Sir Keir hopes to win over President Trump at his meeting tomorrow with his announcement to ramp up defence spending from 2027, from 2.3% to 2.5% of GDP. This amounts to an extra £13.4bn pa, but will, according to Sir Keir, be “fully funded” by cutting the foreign aid budget, from 0.5% to 0.3%. (Of course Starmer could pay for the increase by taxing wealth, which is undertaxed by £170bn pa, or by creating the money. But 1) he can’t upset his donors and 2) he and Reeves cling to the fiction that taxes fund government spending.)
Armed Services Minister Luke Pollard claims Starmer is moving money from ‘soft power’ to ‘hard power,’ and says the extra spending isn’t just about defence but about “creating more jobs and growth.”
He’s wrong. Research shows that the fiscal multiplier - how much economic activity is generated for every pound of government spending - for defence spending is 0.6. For every pound spent, just .60 of economic activity results. And if the spending is on nuclear weapons rather than soldier salaries, the multiplier is NEGATIVE, which means economic activity falls.
That’s because there’s no ‘market’ for nuclear weapons - the hope is that they’ll never be used. They’re a ‘sunk cost’ that is lost forever to the productive economy. But that sunk cost is rising globally. Spending on nuclear weapons rose 13.4% in 2023. The US led with an 18% annual increase but the UK came in second at 17.1%. It’s not as though the world needs more nuclear weapons since we have enough to blow up the planet many times over.
The largest positive fiscal multipliers are generated when money is spent on health (4) and education (>8). It’s not rocket science - spending money to keep your people healthy and educated provides a large net boost to the economy.
Does Russia threaten the UK?
But let’s examine the excuse Starmer gives for increasing the defence budget - the “threat” from Russia. Does Russia threaten the UK?
I’ve gone over the reason in previous posts for the Ukraine war, the main one being NATO’s unrelenting expansion since 1991 up to Russia’s borders. But Russia is not the USSR.
At the end of the Cold War, the Soviet bloc was 9.2% of the global population and 10.5% of its economy in purchasing power parity (PPP) terms. Today, Russia’s population at 144 million is 1.75% of the global population vs 4.2% for the US, and its share of global GDP is 3.9% vs 12.7% for the US.
The USSR had a much larger military than Russia does today. In the 1980s, the Soviet Union had a standing military of 4.3 million, two times larger than the US, and a larger population - 288 million vs 250 million Americans. So the USSR was a peer adversary.
But Russia isn’t, apart from its formidable nuclear arsenal. Its population is 7 times smaller than the combined population of NATO member states and 2.5 times smaller than the US population. And Russia’s military headcount is just 39% of the size of NATO’s standing armies.

EXERCISES ▸
1. In the passage on UK defense spending, what fiscal multiplier does the research give for defense spending?
2. Go on with the passage on UK defense spending, picking up after its final sentence.

RECORDS ▸
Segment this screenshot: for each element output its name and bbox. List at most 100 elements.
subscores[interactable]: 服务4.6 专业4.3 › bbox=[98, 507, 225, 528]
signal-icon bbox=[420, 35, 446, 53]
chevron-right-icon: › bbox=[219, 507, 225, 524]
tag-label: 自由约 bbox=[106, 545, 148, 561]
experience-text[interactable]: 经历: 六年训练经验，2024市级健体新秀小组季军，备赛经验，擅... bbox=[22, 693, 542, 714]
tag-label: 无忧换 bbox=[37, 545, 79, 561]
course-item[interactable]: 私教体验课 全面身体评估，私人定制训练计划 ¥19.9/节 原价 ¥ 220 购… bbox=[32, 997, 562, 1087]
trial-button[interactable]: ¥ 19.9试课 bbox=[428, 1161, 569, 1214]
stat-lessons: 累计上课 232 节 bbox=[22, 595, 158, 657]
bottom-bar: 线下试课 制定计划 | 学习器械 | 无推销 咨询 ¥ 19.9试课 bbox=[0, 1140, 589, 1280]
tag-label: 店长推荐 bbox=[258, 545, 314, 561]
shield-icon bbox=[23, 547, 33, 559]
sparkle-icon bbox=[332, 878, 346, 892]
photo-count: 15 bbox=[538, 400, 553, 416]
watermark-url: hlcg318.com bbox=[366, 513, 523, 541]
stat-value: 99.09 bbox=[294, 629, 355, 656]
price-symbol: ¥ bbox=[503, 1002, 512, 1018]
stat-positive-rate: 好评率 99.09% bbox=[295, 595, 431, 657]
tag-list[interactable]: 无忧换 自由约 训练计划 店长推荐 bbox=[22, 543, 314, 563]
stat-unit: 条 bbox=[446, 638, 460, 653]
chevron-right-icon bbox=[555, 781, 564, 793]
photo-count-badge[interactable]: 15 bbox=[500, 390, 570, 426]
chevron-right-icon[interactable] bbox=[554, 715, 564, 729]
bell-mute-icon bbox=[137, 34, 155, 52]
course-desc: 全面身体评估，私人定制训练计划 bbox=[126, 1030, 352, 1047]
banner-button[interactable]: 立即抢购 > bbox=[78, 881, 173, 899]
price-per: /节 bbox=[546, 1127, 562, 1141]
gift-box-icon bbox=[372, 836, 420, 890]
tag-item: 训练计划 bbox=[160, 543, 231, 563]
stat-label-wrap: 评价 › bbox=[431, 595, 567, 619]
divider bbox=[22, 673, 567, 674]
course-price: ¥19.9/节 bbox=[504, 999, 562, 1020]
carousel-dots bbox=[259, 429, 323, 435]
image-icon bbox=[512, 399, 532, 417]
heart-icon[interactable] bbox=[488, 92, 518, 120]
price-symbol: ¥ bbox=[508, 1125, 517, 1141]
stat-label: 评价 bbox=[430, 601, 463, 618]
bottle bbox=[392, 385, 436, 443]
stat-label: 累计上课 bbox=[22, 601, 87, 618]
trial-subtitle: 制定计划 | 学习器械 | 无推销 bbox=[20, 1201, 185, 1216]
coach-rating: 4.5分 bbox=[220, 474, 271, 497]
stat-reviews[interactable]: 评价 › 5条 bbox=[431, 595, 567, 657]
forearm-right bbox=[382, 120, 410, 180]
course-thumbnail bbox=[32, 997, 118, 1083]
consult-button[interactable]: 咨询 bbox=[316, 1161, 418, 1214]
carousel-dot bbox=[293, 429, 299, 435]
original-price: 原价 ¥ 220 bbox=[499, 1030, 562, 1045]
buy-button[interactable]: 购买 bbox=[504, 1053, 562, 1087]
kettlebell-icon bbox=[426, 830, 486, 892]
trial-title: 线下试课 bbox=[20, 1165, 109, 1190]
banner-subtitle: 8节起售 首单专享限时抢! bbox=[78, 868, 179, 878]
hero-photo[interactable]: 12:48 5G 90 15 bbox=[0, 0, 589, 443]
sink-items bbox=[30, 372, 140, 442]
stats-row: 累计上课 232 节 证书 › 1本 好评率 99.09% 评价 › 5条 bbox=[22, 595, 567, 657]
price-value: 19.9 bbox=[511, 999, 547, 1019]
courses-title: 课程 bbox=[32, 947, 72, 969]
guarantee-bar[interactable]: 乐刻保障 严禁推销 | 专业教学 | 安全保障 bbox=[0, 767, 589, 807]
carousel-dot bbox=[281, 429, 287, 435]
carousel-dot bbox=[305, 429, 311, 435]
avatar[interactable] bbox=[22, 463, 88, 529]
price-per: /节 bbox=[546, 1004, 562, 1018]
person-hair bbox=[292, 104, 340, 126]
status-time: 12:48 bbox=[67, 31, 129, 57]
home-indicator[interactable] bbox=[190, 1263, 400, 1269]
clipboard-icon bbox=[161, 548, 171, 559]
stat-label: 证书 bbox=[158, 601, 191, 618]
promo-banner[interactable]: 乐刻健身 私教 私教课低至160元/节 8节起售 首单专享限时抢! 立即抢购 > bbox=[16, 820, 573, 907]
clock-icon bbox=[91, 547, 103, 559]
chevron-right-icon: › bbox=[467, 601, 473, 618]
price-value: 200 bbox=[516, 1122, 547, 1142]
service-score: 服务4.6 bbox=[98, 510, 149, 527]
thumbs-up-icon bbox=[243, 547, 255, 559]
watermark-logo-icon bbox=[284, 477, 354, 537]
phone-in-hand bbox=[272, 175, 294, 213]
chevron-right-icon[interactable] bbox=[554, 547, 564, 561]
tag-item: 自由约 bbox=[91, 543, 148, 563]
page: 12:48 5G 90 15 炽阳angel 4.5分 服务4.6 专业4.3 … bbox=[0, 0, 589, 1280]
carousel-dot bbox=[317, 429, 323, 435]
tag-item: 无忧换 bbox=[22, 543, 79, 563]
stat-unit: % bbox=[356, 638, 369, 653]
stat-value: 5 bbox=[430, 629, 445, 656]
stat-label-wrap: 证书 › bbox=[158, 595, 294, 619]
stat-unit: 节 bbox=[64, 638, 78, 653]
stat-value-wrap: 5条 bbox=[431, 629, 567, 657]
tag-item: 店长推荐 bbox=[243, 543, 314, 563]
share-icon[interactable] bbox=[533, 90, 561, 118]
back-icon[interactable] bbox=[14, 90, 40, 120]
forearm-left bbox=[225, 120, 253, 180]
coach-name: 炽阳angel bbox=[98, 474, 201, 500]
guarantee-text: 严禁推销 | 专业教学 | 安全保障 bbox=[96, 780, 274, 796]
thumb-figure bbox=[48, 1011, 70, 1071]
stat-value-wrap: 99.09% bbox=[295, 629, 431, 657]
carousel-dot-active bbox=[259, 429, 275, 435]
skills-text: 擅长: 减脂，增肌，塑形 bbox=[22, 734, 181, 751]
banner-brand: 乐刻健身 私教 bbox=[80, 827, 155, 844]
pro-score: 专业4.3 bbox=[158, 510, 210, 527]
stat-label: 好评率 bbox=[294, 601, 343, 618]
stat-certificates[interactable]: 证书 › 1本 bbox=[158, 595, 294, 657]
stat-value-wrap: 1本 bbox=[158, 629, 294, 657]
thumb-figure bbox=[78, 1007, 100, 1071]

EXERCISE ANSWERS ▸
1. 0.6

2.
The point is that NATO, not Russia, is the world’s largest military power and hence threat. It accounted for 55% of global defence spending in 2023. NATO spends 5 times more than China and 10 times more than Russia.
I would argue that the UK’s real enemy is not Russia, but, since 1980, a slavish adherence to neoliberal ideology that has resulted in the immiseration of its own people as evidenced by falling living standards and life expectancy, and rising poverty and inequality. It’s why I refer so often to the “failing UK”.
For Scotland, it comes down to what kind of society we want. If we’re happy remaining under Westminster rule, then by all means, let’s stay in the failing UK. But if we believe we should run our own affairs and invest in our people, not war, then we have no choice but to terminate the union.
The Russians lost around 3m people in WW1 and an astonishing 27m-40m people in WW2. During the latter they crushed the Germans at Stalingrad (when 91000 German army personnel surrendered), defeated them in the enormous (6000) tank battle at Kursk, survived through great hardship and death (1.5m civilians) in the 3 year siege of Leningrad and forced German surrender after the brutal hand to hand fighting in Berlin. That is to name just a few.
For context the UK plus colonies incurred 1m and 450000 deaths in WW1 and WW2, respectively. I think I know who won the wars, certainly the 1939-45 conflict.
The Russians also fought and defeated Napoleon too, which marked the beginning of the end for the Little Corporal early in the 19th century, before which Bonaparte had swept all before him in Europe.
We should be grateful. But instead we make a pariah out of the Russian Bear. And then we poke it ... and then wonder why it gets a bit pissed off.
Through having common enemies in various wars Scotland does, therefore, have history in common with the Russians. Culture too - we have the same patron saint and they consider Burns as the "people's poet" with St Petersburg hosting "Days of Scotland" cultural events annually.
But what is the stance of our First Minister? He spouts some meaningless mantras and simpleton slogans such as 'Scotland stand with Ukraine'. What he really means is that Scotland's government 'stands with Ukraine'. He hasn't consulted us, the people, but he has just taken his orders from his fellow neo-cons in London in attempting to propagandise us.
Maybe John should really go full-on and stand with Ukrainians in the frontline. He'd be doing as all a favour.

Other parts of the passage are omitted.